Passage to read START

1) find the best value for eta  
2) find the best value for max_depth  
3) find the best value for min_child_weight  


___________

Other useful parameter are:

- subsample (default=1)
  - Subsample ratio of the training instances. Setting it to 0.5 means that model would randomly sample half of the trianing data prior to growing trees. range: (0, 1]
- colsample_bytree (default=1)
  - This is similar to random forest, where each tree is made with the subset of randomly choosen features.
- lambda (default=1)
  - Also called reg_lambda. L2 regularization term on weights. Increasing this value will make model more conservative.
- alpha (default=0)
  - Also called reg_alpha. L1 regularization term on weights. Increasing this value will make model more conservative.

# 6.9 Selecting the best model
We select the final model from *decision tree, random forest, or xgboost* based on the best auc scores. After that we prepare the `df_full_train` and `df_test` to train and evaluate the final model. If there is not much difference between model auc scores on the train as well as test data then the model has generalized the patterns well enough.

Generally, XGBoost models perform better on tabular data than other machine learning models but the downside is that these model are easy to overfit cause of the high number of hyperparameter. Therefore, XGBoost models require a lot more attention for parameters tuning to optimize them.

Passage to read END
Data section START

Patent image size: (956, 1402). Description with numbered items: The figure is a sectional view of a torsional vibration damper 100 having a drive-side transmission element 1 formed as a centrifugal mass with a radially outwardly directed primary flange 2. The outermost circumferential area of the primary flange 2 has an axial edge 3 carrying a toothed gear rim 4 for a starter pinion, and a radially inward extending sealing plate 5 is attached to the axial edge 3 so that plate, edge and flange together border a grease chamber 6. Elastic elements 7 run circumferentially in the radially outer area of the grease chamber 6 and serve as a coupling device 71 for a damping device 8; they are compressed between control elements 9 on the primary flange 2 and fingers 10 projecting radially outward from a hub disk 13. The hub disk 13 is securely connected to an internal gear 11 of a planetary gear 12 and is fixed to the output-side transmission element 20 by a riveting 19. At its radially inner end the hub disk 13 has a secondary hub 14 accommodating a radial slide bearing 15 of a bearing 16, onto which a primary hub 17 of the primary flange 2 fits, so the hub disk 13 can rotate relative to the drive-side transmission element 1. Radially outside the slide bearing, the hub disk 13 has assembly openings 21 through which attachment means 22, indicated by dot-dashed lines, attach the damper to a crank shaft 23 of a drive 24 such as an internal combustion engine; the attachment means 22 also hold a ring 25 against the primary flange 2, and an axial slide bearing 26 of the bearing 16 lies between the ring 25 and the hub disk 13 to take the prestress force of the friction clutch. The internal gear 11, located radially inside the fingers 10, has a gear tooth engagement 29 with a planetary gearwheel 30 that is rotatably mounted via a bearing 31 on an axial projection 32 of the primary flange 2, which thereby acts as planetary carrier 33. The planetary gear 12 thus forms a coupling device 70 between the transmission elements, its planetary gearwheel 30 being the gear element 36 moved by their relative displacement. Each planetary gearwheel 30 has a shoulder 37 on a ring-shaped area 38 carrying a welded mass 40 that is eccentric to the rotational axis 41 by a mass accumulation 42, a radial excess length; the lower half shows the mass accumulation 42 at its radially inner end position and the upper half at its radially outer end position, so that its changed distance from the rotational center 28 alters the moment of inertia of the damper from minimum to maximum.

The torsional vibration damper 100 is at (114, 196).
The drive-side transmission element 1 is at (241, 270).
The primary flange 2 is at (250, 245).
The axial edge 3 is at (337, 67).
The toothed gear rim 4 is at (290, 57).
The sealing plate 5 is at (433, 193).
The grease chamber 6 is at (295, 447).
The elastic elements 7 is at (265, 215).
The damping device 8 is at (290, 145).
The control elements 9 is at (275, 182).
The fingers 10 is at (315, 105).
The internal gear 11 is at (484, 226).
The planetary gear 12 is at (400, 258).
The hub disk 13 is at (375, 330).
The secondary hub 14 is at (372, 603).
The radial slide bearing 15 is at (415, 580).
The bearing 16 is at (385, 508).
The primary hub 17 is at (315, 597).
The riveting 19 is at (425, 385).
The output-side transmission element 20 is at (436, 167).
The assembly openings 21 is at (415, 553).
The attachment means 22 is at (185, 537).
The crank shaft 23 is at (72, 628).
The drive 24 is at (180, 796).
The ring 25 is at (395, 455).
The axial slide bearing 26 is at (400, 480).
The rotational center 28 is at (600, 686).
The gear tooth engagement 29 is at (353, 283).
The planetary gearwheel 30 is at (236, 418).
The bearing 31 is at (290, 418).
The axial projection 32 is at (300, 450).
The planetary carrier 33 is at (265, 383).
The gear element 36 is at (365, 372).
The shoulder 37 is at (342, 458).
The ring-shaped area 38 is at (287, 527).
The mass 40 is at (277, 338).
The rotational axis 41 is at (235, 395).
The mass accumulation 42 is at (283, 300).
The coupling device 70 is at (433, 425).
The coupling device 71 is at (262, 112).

Data section END

▶ [Things to do]
[1] Repeat the part of the XGBoost notes that begins at the words "- Also called reg_alpha." and stops after "patterns well enough.".
[2] Answer these questions from the XGBoost notes:
(a) What is the default value of alpha?
(b) What other name does lambda go by?
(c) Which three models is the final model selected from?
The entries come from a separate source and are unrelated to the XGBoost notes.

▶ [Your responses]
[1]
- Also called reg_alpha. L1 regularization term on weights. Increasing this value will make model more conservative.

# 6.9 Selecting the best model
We select the final model from *decision tree, random forest, or xgboost* based on the best auc scores. After that we prepare the `df_full_train` and `df_test` to train and evaluate the final model. If there is not much difference between model auc scores on the train as well as test data then the model has generalized the patterns well enough.

[2]
(a) 0
(b) reg_lambda
(c) Decision tree, random forest, and xgboost